What the task asks: Repeat the data verbatim.

Dataset:
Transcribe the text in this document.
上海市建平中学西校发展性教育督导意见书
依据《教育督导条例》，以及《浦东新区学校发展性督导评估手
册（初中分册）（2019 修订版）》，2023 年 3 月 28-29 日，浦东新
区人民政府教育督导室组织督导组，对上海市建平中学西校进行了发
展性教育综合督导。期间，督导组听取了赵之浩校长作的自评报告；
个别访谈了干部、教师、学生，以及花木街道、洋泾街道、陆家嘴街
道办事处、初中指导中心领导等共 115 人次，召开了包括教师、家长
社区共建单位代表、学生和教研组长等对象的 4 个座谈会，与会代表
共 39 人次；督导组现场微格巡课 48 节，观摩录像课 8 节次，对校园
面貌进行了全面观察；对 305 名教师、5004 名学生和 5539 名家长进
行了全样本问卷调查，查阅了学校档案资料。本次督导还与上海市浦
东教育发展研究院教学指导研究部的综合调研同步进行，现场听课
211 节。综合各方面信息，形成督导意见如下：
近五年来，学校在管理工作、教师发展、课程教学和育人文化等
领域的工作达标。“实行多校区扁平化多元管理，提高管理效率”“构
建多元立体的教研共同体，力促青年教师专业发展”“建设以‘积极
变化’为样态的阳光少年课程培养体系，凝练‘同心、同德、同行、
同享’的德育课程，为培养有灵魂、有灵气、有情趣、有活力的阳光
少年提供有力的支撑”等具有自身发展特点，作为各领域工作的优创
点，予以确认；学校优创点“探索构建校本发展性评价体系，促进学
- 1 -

Complete response:
Transcribe the text in this document.
上海市建平中学西校发展性教育督导意见书
依据《教育督导条例》，以及《浦东新区学校发展性督导评估手
册（初中分册）（2019 修订版）》，2023 年 3 月 28-29 日，浦东新
区人民政府教育督导室组织督导组，对上海市建平中学西校进行了发
展性教育综合督导。期间，督导组听取了赵之浩校长作的自评报告；
个别访谈了干部、教师、学生，以及花木街道、洋泾街道、陆家嘴街
道办事处、初中指导中心领导等共 115 人次，召开了包括教师、家长
社区共建单位代表、学生和教研组长等对象的 4 个座谈会，与会代表
共 39 人次；督导组现场微格巡课 48 节，观摩录像课 8 节次，对校园
面貌进行了全面观察；对 305 名教师、5004 名学生和 5539 名家长进
行了全样本问卷调查，查阅了学校档案资料。本次督导还与上海市浦
东教育发展研究院教学指导研究部的综合调研同步进行，现场听课
211 节。综合各方面信息，形成督导意见如下：
近五年来，学校在管理工作、教师发展、课程教学和育人文化等
领域的工作达标。“实行多校区扁平化多元管理，提高管理效率”“构
建多元立体的教研共同体，力促青年教师专业发展”“建设以‘积极
变化’为样态的阳光少年课程培养体系，凝练‘同心、同德、同行、
同享’的德育课程，为培养有灵魂、有灵气、有情趣、有活力的阳光
少年提供有力的支撑”等具有自身发展特点，作为各领域工作的优创
点，予以确认；学校优创点“探索构建校本发展性评价体系，促进学
- 1 -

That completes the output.